• **PETITE TÂCHE**:
Recopiez toute la liste ci-dessous à l'identique, sans y inclure les images.

• **SUPPORT DE TRAVAIL**:
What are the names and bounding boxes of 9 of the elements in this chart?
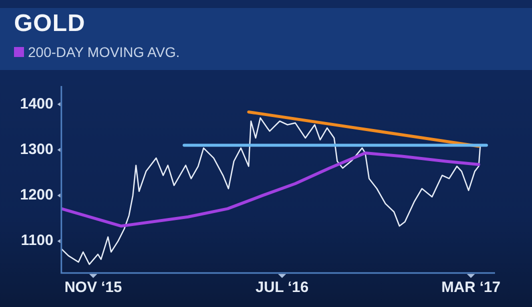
y-tick-label: 1200 bbox=[20, 186, 54, 204]
legend-label: 200-DAY MOVING AVG. bbox=[28, 44, 180, 60]
chart-title: GOLD bbox=[14, 10, 86, 38]
y-tick-label: 1100 bbox=[20, 232, 54, 250]
x-tick-label: MAR ‘17 bbox=[441, 279, 501, 296]
x-tick-label: NOV ‘15 bbox=[64, 279, 122, 296]
x-tick-label: JUL ‘16 bbox=[256, 279, 309, 296]
y-tick-label: 1300 bbox=[20, 140, 54, 158]
y-tick-label: 1400 bbox=[20, 95, 54, 112]
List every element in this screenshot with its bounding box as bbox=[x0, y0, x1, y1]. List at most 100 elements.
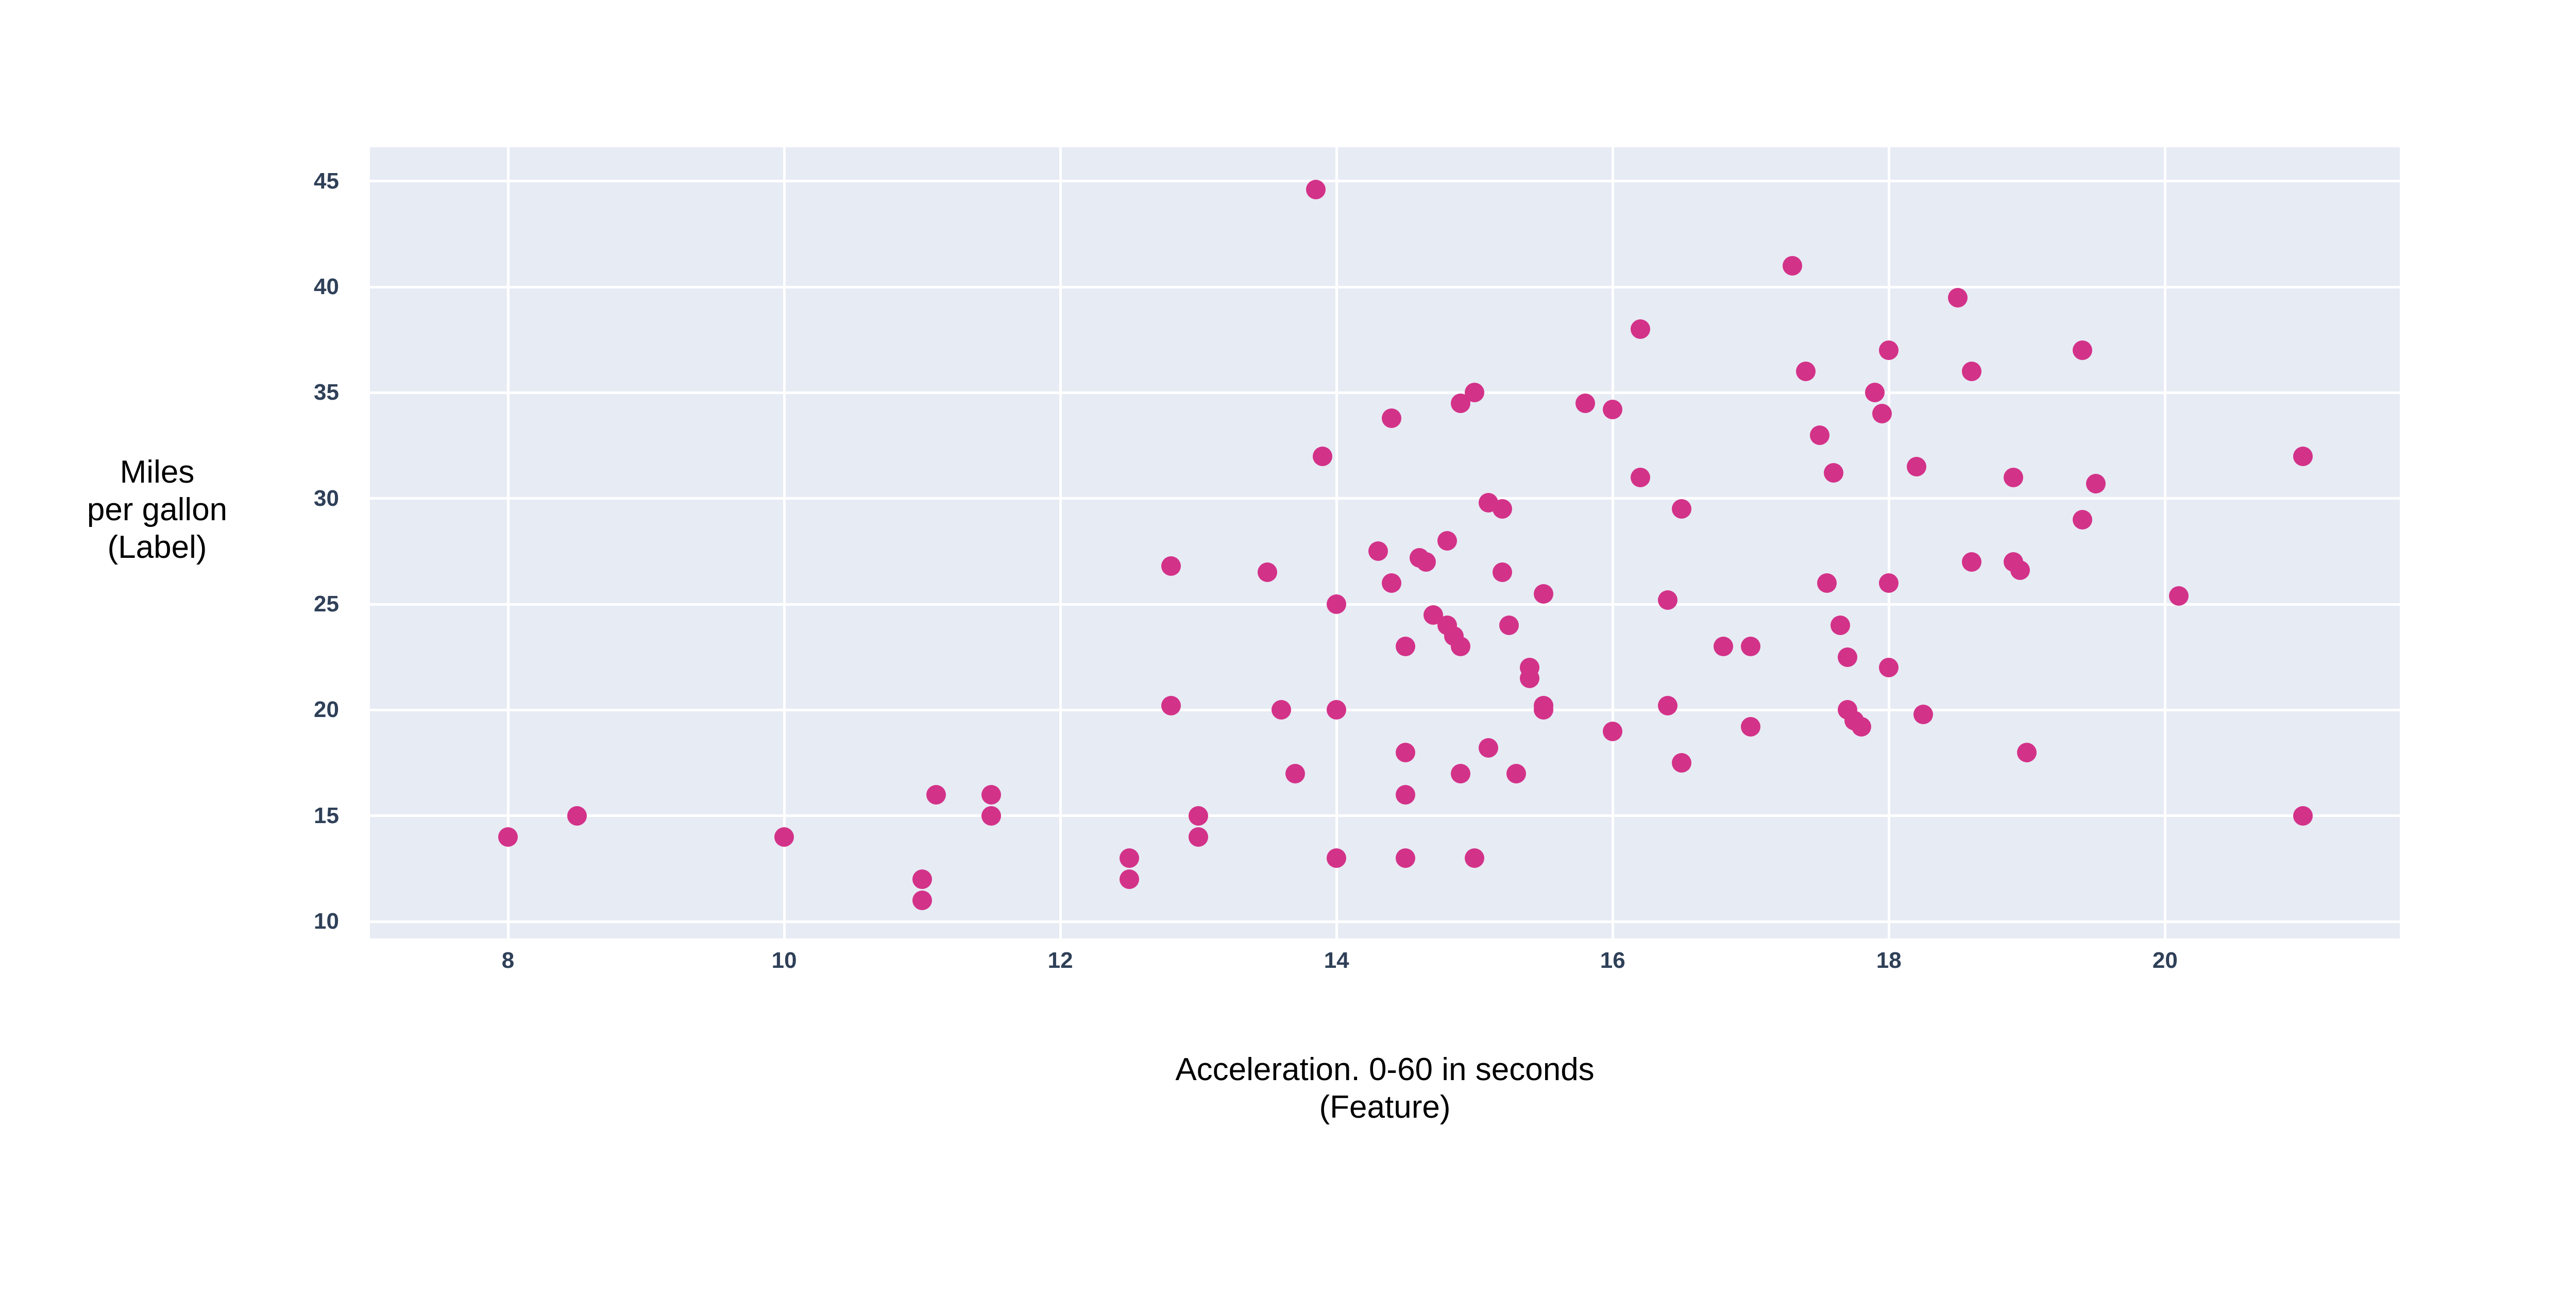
y-tick-label: 45 bbox=[314, 168, 339, 194]
data-point bbox=[1120, 869, 1140, 889]
gridline-vertical bbox=[506, 147, 510, 938]
y-tick-label: 15 bbox=[314, 802, 339, 828]
gridline-horizontal bbox=[370, 603, 2400, 606]
data-point bbox=[1313, 446, 1333, 466]
y-tick-label: 30 bbox=[314, 485, 339, 511]
data-point bbox=[1327, 848, 1347, 868]
data-point bbox=[1672, 753, 1692, 773]
data-point bbox=[498, 827, 518, 847]
gridline-vertical bbox=[1335, 147, 1338, 938]
data-point bbox=[1713, 637, 1733, 657]
data-point bbox=[1603, 400, 1623, 420]
data-point bbox=[1672, 499, 1692, 519]
data-point bbox=[1416, 552, 1436, 572]
data-point bbox=[981, 784, 1002, 805]
x-tick-label: 16 bbox=[1600, 948, 1625, 973]
y-tick-label: 40 bbox=[314, 274, 339, 300]
y-tick-label: 35 bbox=[314, 380, 339, 405]
data-point bbox=[1658, 696, 1678, 716]
data-point bbox=[1396, 742, 1416, 762]
data-point bbox=[1492, 499, 1512, 519]
plot-area bbox=[370, 147, 2400, 938]
data-point bbox=[1962, 362, 1982, 382]
x-tick-label: 20 bbox=[2152, 948, 2178, 973]
data-point bbox=[1437, 531, 1457, 551]
gridline-horizontal bbox=[370, 708, 2400, 711]
data-point bbox=[2072, 509, 2092, 530]
data-point bbox=[2086, 474, 2106, 493]
data-point bbox=[1879, 658, 1899, 678]
x-tick-label: 10 bbox=[771, 948, 797, 973]
data-point bbox=[912, 869, 933, 889]
data-point bbox=[1161, 696, 1181, 716]
data-point bbox=[1810, 425, 1830, 445]
x-axis-title: Acceleration. 0-60 in seconds (Feature) bbox=[885, 1051, 1885, 1126]
gridline-vertical bbox=[2163, 147, 2166, 938]
x-axis-title-line: Acceleration. 0-60 in seconds bbox=[1175, 1052, 1595, 1087]
data-point bbox=[2072, 340, 2092, 361]
gridline-vertical bbox=[1611, 147, 1614, 938]
data-point bbox=[981, 806, 1002, 826]
data-point bbox=[1630, 467, 1650, 487]
x-tick-label: 12 bbox=[1047, 948, 1073, 973]
data-point bbox=[1837, 647, 1857, 667]
data-point bbox=[1865, 383, 1885, 403]
data-point bbox=[1948, 287, 1968, 308]
data-point bbox=[1520, 668, 1540, 688]
x-tick-label: 14 bbox=[1324, 948, 1349, 973]
data-point bbox=[1189, 806, 1209, 826]
data-point bbox=[926, 784, 946, 805]
data-point bbox=[1741, 637, 1761, 657]
data-point bbox=[1506, 763, 1526, 783]
data-point bbox=[1782, 255, 1802, 276]
data-point bbox=[1306, 180, 1326, 200]
data-point bbox=[1913, 704, 1934, 724]
gridline-vertical bbox=[1059, 147, 1062, 938]
data-point bbox=[1285, 763, 1305, 783]
data-point bbox=[1851, 717, 1871, 737]
x-axis-title-line: (Feature) bbox=[1319, 1089, 1451, 1125]
gridline-horizontal bbox=[370, 391, 2400, 394]
y-tick-label: 20 bbox=[314, 697, 339, 723]
y-axis-title-line: per gallon bbox=[87, 492, 228, 528]
data-point bbox=[1396, 784, 1416, 805]
data-point bbox=[1189, 827, 1209, 847]
data-point bbox=[1879, 340, 1899, 361]
y-axis-tick-labels: 10 15 20 25 30 35 40 45 bbox=[0, 147, 355, 938]
data-point bbox=[1872, 404, 1892, 424]
gridline-horizontal bbox=[370, 285, 2400, 288]
data-point bbox=[2010, 560, 2030, 580]
data-point bbox=[1327, 700, 1347, 720]
data-point bbox=[1465, 848, 1485, 868]
data-point bbox=[1396, 637, 1416, 657]
x-tick-label: 8 bbox=[501, 948, 515, 973]
data-point bbox=[1368, 541, 1388, 561]
data-point bbox=[1451, 763, 1471, 783]
data-point bbox=[1603, 721, 1623, 741]
data-point bbox=[1271, 700, 1291, 720]
data-point bbox=[1796, 362, 1816, 382]
data-point bbox=[1382, 408, 1402, 428]
data-point bbox=[2293, 806, 2313, 826]
data-point bbox=[1879, 573, 1899, 593]
data-point bbox=[1499, 616, 1519, 636]
data-point bbox=[1630, 319, 1650, 339]
x-tick-label: 18 bbox=[1876, 948, 1902, 973]
data-point bbox=[1824, 463, 1844, 483]
gridline-horizontal bbox=[370, 180, 2400, 183]
data-point bbox=[1451, 637, 1471, 657]
gridline-horizontal bbox=[370, 814, 2400, 817]
data-point bbox=[1492, 562, 1512, 583]
y-tick-label: 25 bbox=[314, 591, 339, 617]
data-point bbox=[1817, 573, 1837, 593]
y-axis-title-line: Miles bbox=[120, 454, 195, 490]
data-point bbox=[1962, 552, 1982, 572]
data-point bbox=[567, 806, 587, 826]
y-axis-title: Miles per gallon (Label) bbox=[21, 453, 294, 566]
gridline-horizontal bbox=[370, 920, 2400, 923]
data-point bbox=[774, 827, 794, 847]
data-point bbox=[1479, 738, 1499, 758]
gridline-vertical bbox=[783, 147, 786, 938]
data-point bbox=[1396, 848, 1416, 868]
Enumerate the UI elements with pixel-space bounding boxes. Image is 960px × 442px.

• **RÉSULTAT**:
What are the names and bounding boxes of 9 of the elements in this chart?
y-tick-label: 1200 bbox=[20, 186, 54, 204]
legend-label: 200-DAY MOVING AVG. bbox=[28, 44, 180, 60]
chart-title: GOLD bbox=[14, 10, 86, 38]
y-tick-label: 1100 bbox=[20, 232, 54, 250]
x-tick-label: MAR ‘17 bbox=[441, 279, 501, 296]
x-tick-label: NOV ‘15 bbox=[64, 279, 122, 296]
x-tick-label: JUL ‘16 bbox=[256, 279, 309, 296]
y-tick-label: 1300 bbox=[20, 140, 54, 158]
y-tick-label: 1400 bbox=[20, 95, 54, 112]
List every element in this screenshot with its bounding box as bbox=[x0, y0, x1, y1]. List at most 100 elements.
y-tick-label: 45 bbox=[314, 168, 339, 194]
data-point bbox=[1120, 869, 1140, 889]
gridline-vertical bbox=[506, 147, 510, 938]
y-tick-label: 15 bbox=[314, 802, 339, 828]
gridline-horizontal bbox=[370, 603, 2400, 606]
data-point bbox=[1313, 446, 1333, 466]
y-tick-label: 30 bbox=[314, 485, 339, 511]
data-point bbox=[1327, 848, 1347, 868]
data-point bbox=[1672, 753, 1692, 773]
data-point bbox=[498, 827, 518, 847]
gridline-vertical bbox=[1335, 147, 1338, 938]
data-point bbox=[1713, 637, 1733, 657]
data-point bbox=[1603, 400, 1623, 420]
data-point bbox=[1672, 499, 1692, 519]
data-point bbox=[1416, 552, 1436, 572]
data-point bbox=[981, 784, 1002, 805]
x-tick-label: 16 bbox=[1600, 948, 1625, 973]
y-tick-label: 40 bbox=[314, 274, 339, 300]
y-tick-label: 35 bbox=[314, 380, 339, 405]
data-point bbox=[1658, 696, 1678, 716]
data-point bbox=[1396, 742, 1416, 762]
data-point bbox=[1492, 499, 1512, 519]
plot-area bbox=[370, 147, 2400, 938]
data-point bbox=[1962, 362, 1982, 382]
x-tick-label: 20 bbox=[2152, 948, 2178, 973]
data-point bbox=[1437, 531, 1457, 551]
gridline-horizontal bbox=[370, 708, 2400, 711]
data-point bbox=[2072, 509, 2092, 530]
data-point bbox=[2086, 474, 2106, 493]
data-point bbox=[1879, 658, 1899, 678]
x-tick-label: 10 bbox=[771, 948, 797, 973]
data-point bbox=[912, 869, 933, 889]
data-point bbox=[1161, 696, 1181, 716]
data-point bbox=[1810, 425, 1830, 445]
x-axis-title: Acceleration. 0-60 in seconds (Feature) bbox=[885, 1051, 1885, 1126]
gridline-vertical bbox=[2163, 147, 2166, 938]
x-axis-title-line: Acceleration. 0-60 in seconds bbox=[1175, 1052, 1595, 1087]
data-point bbox=[2072, 340, 2092, 361]
gridline-vertical bbox=[1611, 147, 1614, 938]
data-point bbox=[981, 806, 1002, 826]
data-point bbox=[1630, 467, 1650, 487]
x-tick-label: 12 bbox=[1047, 948, 1073, 973]
data-point bbox=[1837, 647, 1857, 667]
data-point bbox=[1865, 383, 1885, 403]
data-point bbox=[1948, 287, 1968, 308]
data-point bbox=[1520, 668, 1540, 688]
x-tick-label: 14 bbox=[1324, 948, 1349, 973]
data-point bbox=[1189, 806, 1209, 826]
data-point bbox=[926, 784, 946, 805]
data-point bbox=[1741, 637, 1761, 657]
data-point bbox=[1506, 763, 1526, 783]
data-point bbox=[1782, 255, 1802, 276]
data-point bbox=[1306, 180, 1326, 200]
data-point bbox=[1913, 704, 1934, 724]
gridline-vertical bbox=[1059, 147, 1062, 938]
data-point bbox=[1285, 763, 1305, 783]
data-point bbox=[1851, 717, 1871, 737]
x-axis-title-line: (Feature) bbox=[1319, 1089, 1451, 1125]
gridline-horizontal bbox=[370, 391, 2400, 394]
y-tick-label: 20 bbox=[314, 697, 339, 723]
y-axis-title-line: per gallon bbox=[87, 492, 228, 528]
data-point bbox=[1396, 784, 1416, 805]
data-point bbox=[1189, 827, 1209, 847]
data-point bbox=[1879, 340, 1899, 361]
y-axis-tick-labels: 10 15 20 25 30 35 40 45 bbox=[0, 147, 355, 938]
data-point bbox=[1872, 404, 1892, 424]
gridline-horizontal bbox=[370, 285, 2400, 288]
data-point bbox=[2010, 560, 2030, 580]
data-point bbox=[1327, 700, 1347, 720]
data-point bbox=[1465, 848, 1485, 868]
data-point bbox=[1396, 637, 1416, 657]
x-tick-label: 8 bbox=[501, 948, 515, 973]
data-point bbox=[1368, 541, 1388, 561]
data-point bbox=[1451, 763, 1471, 783]
data-point bbox=[1603, 721, 1623, 741]
data-point bbox=[1271, 700, 1291, 720]
data-point bbox=[1796, 362, 1816, 382]
data-point bbox=[1382, 408, 1402, 428]
data-point bbox=[2293, 806, 2313, 826]
data-point bbox=[1879, 573, 1899, 593]
data-point bbox=[1499, 616, 1519, 636]
data-point bbox=[1630, 319, 1650, 339]
x-tick-label: 18 bbox=[1876, 948, 1902, 973]
data-point bbox=[1824, 463, 1844, 483]
gridline-horizontal bbox=[370, 180, 2400, 183]
data-point bbox=[1451, 637, 1471, 657]
gridline-horizontal bbox=[370, 814, 2400, 817]
data-point bbox=[1492, 562, 1512, 583]
y-tick-label: 25 bbox=[314, 591, 339, 617]
data-point bbox=[1817, 573, 1837, 593]
y-axis-title-line: Miles bbox=[120, 454, 195, 490]
data-point bbox=[1962, 552, 1982, 572]
data-point bbox=[567, 806, 587, 826]
y-axis-title: Miles per gallon (Label) bbox=[21, 453, 294, 566]
gridline-horizontal bbox=[370, 920, 2400, 923]
data-point bbox=[774, 827, 794, 847]
data-point bbox=[1479, 738, 1499, 758]
gridline-vertical bbox=[783, 147, 786, 938]
data-point bbox=[1396, 848, 1416, 868]
Enumerate the UI elements with pixel-space bounding boxes. Image is 960px × 442px.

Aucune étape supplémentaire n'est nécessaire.